* START Data supplied *

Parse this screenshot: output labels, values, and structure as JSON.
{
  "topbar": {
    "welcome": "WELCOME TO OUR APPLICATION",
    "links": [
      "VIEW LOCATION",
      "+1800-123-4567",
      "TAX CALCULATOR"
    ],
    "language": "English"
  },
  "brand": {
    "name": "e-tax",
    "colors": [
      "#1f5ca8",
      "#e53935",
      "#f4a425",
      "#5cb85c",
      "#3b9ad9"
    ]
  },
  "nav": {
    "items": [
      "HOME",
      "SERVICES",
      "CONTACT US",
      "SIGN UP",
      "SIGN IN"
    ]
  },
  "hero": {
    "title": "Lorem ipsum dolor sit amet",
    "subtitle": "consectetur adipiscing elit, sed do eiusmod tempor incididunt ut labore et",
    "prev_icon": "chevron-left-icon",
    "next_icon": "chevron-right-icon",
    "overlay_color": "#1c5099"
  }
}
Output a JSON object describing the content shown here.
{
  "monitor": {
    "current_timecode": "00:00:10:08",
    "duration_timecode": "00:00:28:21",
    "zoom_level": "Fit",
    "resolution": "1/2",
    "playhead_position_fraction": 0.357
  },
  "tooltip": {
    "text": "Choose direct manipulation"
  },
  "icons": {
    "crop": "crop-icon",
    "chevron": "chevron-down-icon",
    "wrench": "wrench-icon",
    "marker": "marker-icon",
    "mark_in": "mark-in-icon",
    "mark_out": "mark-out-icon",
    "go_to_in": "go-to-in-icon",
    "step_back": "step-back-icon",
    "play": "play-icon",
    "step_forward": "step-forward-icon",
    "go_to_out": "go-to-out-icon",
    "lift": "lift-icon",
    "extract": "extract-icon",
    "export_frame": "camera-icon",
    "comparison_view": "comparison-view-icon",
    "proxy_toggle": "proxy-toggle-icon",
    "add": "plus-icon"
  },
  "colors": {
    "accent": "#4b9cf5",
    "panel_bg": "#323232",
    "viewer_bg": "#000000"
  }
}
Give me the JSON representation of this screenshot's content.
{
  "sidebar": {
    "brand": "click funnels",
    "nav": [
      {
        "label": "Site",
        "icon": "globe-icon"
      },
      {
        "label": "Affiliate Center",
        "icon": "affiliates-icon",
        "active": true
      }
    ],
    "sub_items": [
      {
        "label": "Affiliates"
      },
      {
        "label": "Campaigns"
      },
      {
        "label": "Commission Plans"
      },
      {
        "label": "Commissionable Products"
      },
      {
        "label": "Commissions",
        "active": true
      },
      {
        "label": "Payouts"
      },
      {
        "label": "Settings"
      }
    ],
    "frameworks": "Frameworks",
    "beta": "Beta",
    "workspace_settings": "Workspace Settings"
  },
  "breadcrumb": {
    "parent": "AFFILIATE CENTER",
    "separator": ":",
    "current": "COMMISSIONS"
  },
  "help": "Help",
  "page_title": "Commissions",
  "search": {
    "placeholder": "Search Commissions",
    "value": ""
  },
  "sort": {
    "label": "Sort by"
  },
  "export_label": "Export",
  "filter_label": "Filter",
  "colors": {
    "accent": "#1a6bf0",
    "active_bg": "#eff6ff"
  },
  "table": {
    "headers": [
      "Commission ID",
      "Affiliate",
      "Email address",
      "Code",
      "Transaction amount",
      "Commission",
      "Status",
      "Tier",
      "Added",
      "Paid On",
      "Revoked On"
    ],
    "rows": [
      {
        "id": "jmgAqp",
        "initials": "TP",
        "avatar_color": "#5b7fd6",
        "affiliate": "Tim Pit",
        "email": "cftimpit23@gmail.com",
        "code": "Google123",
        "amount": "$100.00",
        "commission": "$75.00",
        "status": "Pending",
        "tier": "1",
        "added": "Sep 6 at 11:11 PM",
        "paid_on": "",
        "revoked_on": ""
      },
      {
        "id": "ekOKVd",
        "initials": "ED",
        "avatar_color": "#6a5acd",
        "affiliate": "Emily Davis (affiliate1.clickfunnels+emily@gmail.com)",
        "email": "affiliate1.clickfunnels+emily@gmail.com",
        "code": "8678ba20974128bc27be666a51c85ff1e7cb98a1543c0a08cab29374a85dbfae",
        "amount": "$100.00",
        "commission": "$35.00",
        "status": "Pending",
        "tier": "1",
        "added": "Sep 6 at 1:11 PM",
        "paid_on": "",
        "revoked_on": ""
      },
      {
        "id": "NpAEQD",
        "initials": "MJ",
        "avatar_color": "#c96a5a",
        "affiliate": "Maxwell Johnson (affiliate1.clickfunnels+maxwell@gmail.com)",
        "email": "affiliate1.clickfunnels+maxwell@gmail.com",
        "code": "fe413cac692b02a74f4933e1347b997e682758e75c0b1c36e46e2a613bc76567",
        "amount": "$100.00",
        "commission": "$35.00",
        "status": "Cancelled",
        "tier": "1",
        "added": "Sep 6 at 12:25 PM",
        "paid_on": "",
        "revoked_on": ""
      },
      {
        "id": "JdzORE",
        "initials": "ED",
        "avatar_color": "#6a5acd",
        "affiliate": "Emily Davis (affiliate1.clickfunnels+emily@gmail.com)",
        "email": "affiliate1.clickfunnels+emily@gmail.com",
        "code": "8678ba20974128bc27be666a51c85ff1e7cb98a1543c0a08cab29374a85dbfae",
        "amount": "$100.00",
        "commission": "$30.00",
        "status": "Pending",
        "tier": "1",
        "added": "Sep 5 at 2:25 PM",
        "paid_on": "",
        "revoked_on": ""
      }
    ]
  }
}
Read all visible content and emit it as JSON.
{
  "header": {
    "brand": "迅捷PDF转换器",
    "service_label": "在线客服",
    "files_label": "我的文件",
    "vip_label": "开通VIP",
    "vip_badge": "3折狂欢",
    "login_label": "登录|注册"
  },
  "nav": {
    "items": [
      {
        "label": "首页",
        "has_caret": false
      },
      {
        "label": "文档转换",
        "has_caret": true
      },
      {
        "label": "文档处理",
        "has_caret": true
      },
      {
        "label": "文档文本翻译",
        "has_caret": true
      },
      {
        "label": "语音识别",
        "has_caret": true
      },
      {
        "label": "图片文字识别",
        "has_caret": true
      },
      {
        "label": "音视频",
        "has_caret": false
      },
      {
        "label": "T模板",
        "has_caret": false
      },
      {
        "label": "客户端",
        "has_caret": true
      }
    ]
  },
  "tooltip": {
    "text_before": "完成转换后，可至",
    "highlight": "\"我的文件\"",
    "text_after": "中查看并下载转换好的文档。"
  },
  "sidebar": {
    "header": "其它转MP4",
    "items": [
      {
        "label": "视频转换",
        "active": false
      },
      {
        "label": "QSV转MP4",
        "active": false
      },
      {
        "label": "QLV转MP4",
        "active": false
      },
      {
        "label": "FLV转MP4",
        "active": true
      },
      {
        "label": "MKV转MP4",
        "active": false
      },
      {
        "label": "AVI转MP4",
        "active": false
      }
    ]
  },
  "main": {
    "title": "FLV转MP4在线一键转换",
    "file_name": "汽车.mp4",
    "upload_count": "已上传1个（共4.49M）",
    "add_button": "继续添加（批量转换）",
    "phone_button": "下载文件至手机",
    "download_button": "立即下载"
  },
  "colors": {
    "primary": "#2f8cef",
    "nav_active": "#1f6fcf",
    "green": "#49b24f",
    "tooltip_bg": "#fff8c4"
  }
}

* END Data supplied *

▸ **Required task**: Above are some records; extract every one of them exactly.

▸ **Solution to this problem**:
Parse this screenshot: output labels, values, and structure as JSON.
{
  "topbar": {
    "welcome": "WELCOME TO OUR APPLICATION",
    "links": [
      "VIEW LOCATION",
      "+1800-123-4567",
      "TAX CALCULATOR"
    ],
    "language": "English"
  },
  "brand": {
    "name": "e-tax",
    "colors": [
      "#1f5ca8",
      "#e53935",
      "#f4a425",
      "#5cb85c",
      "#3b9ad9"
    ]
  },
  "nav": {
    "items": [
      "HOME",
      "SERVICES",
      "CONTACT US",
      "SIGN UP",
      "SIGN IN"
    ]
  },
  "hero": {
    "title": "Lorem ipsum dolor sit amet",
    "subtitle": "consectetur adipiscing elit, sed do eiusmod tempor incididunt ut labore et",
    "prev_icon": "chevron-left-icon",
    "next_icon": "chevron-right-icon",
    "overlay_color": "#1c5099"
  }
}
Output a JSON object describing the content shown here.
{
  "monitor": {
    "current_timecode": "00:00:10:08",
    "duration_timecode": "00:00:28:21",
    "zoom_level": "Fit",
    "resolution": "1/2",
    "playhead_position_fraction": 0.357
  },
  "tooltip": {
    "text": "Choose direct manipulation"
  },
  "icons": {
    "crop": "crop-icon",
    "chevron": "chevron-down-icon",
    "wrench": "wrench-icon",
    "marker": "marker-icon",
    "mark_in": "mark-in-icon",
    "mark_out": "mark-out-icon",
    "go_to_in": "go-to-in-icon",
    "step_back": "step-back-icon",
    "play": "play-icon",
    "step_forward": "step-forward-icon",
    "go_to_out": "go-to-out-icon",
    "lift": "lift-icon",
    "extract": "extract-icon",
    "export_frame": "camera-icon",
    "comparison_view": "comparison-view-icon",
    "proxy_toggle": "proxy-toggle-icon",
    "add": "plus-icon"
  },
  "colors": {
    "accent": "#4b9cf5",
    "panel_bg": "#323232",
    "viewer_bg": "#000000"
  }
}
Give me the JSON representation of this screenshot's content.
{
  "sidebar": {
    "brand": "click funnels",
    "nav": [
      {
        "label": "Site",
        "icon": "globe-icon"
      },
      {
        "label": "Affiliate Center",
        "icon": "affiliates-icon",
        "active": true
      }
    ],
    "sub_items": [
      {
        "label": "Affiliates"
      },
      {
        "label": "Campaigns"
      },
      {
        "label": "Commission Plans"
      },
      {
        "label": "Commissionable Products"
      },
      {
        "label": "Commissions",
        "active": true
      },
      {
        "label": "Payouts"
      },
      {
        "label": "Settings"
      }
    ],
    "frameworks": "Frameworks",
    "beta": "Beta",
    "workspace_settings": "Workspace Settings"
  },
  "breadcrumb": {
    "parent": "AFFILIATE CENTER",
    "separator": ":",
    "current": "COMMISSIONS"
  },
  "help": "Help",
  "page_title": "Commissions",
  "search": {
    "placeholder": "Search Commissions",
    "value": ""
  },
  "sort": {
    "label": "Sort by"
  },
  "export_label": "Export",
  "filter_label": "Filter",
  "colors": {
    "accent": "#1a6bf0",
    "active_bg": "#eff6ff"
  },
  "table": {
    "headers": [
      "Commission ID",
      "Affiliate",
      "Email address",
      "Code",
      "Transaction amount",
      "Commission",
      "Status",
      "Tier",
      "Added",
      "Paid On",
      "Revoked On"
    ],
    "rows": [
      {
        "id": "jmgAqp",
        "initials": "TP",
        "avatar_color": "#5b7fd6",
        "affiliate": "Tim Pit",
        "email": "cftimpit23@gmail.com",
        "code": "Google123",
        "amount": "$100.00",
        "commission": "$75.00",
        "status": "Pending",
        "tier": "1",
        "added": "Sep 6 at 11:11 PM",
        "paid_on": "",
        "revoked_on": ""
      },
      {
        "id": "ekOKVd",
        "initials": "ED",
        "avatar_color": "#6a5acd",
        "affiliate": "Emily Davis (affiliate1.clickfunnels+emily@gmail.com)",
        "email": "affiliate1.clickfunnels+emily@gmail.com",
        "code": "8678ba20974128bc27be666a51c85ff1e7cb98a1543c0a08cab29374a85dbfae",
        "amount": "$100.00",
        "commission": "$35.00",
        "status": "Pending",
        "tier": "1",
        "added": "Sep 6 at 1:11 PM",
        "paid_on": "",
        "revoked_on": ""
      },
      {
        "id": "NpAEQD",
        "initials": "MJ",
        "avatar_color": "#c96a5a",
        "affiliate": "Maxwell Johnson (affiliate1.clickfunnels+maxwell@gmail.com)",
        "email": "affiliate1.clickfunnels+maxwell@gmail.com",
        "code": "fe413cac692b02a74f4933e1347b997e682758e75c0b1c36e46e2a613bc76567",
        "amount": "$100.00",
        "commission": "$35.00",
        "status": "Cancelled",
        "tier": "1",
        "added": "Sep 6 at 12:25 PM",
        "paid_on": "",
        "revoked_on": ""
      },
      {
        "id": "JdzORE",
        "initials": "ED",
        "avatar_color": "#6a5acd",
        "affiliate": "Emily Davis (affiliate1.clickfunnels+emily@gmail.com)",
        "email": "affiliate1.clickfunnels+emily@gmail.com",
        "code": "8678ba20974128bc27be666a51c85ff1e7cb98a1543c0a08cab29374a85dbfae",
        "amount": "$100.00",
        "commission": "$30.00",
        "status": "Pending",
        "tier": "1",
        "added": "Sep 5 at 2:25 PM",
        "paid_on": "",
        "revoked_on": ""
      }
    ]
  }
}
Read all visible content and emit it as JSON.
{
  "header": {
    "brand": "迅捷PDF转换器",
    "service_label": "在线客服",
    "files_label": "我的文件",
    "vip_label": "开通VIP",
    "vip_badge": "3折狂欢",
    "login_label": "登录|注册"
  },
  "nav": {
    "items": [
      {
        "label": "首页",
        "has_caret": false
      },
      {
        "label": "文档转换",
        "has_caret": true
      },
      {
        "label": "文档处理",
        "has_caret": true
      },
      {
        "label": "文档文本翻译",
        "has_caret": true
      },
      {
        "label": "语音识别",
        "has_caret": true
      },
      {
        "label": "图片文字识别",
        "has_caret": true
      },
      {
        "label": "音视频",
        "has_caret": false
      },
      {
        "label": "T模板",
        "has_caret": false
      },
      {
        "label": "客户端",
        "has_caret": true
      }
    ]
  },
  "tooltip": {
    "text_before": "完成转换后，可至",
    "highlight": "\"我的文件\"",
    "text_after": "中查看并下载转换好的文档。"
  },
  "sidebar": {
    "header": "其它转MP4",
    "items": [
      {
        "label": "视频转换",
        "active": false
      },
      {
        "label": "QSV转MP4",
        "active": false
      },
      {
        "label": "QLV转MP4",
        "active": false
      },
      {
        "label": "FLV转MP4",
        "active": true
      },
      {
        "label": "MKV转MP4",
        "active": false
      },
      {
        "label": "AVI转MP4",
        "active": false
      }
    ]
  },
  "main": {
    "title": "FLV转MP4在线一键转换",
    "file_name": "汽车.mp4",
    "upload_count": "已上传1个（共4.49M）",
    "add_button": "继续添加（批量转换）",
    "phone_button": "下载文件至手机",
    "download_button": "立即下载"
  },
  "colors": {
    "primary": "#2f8cef",
    "nav_active": "#1f6fcf",
    "green": "#49b24f",
    "tooltip_bg": "#fff8c4"
  }
}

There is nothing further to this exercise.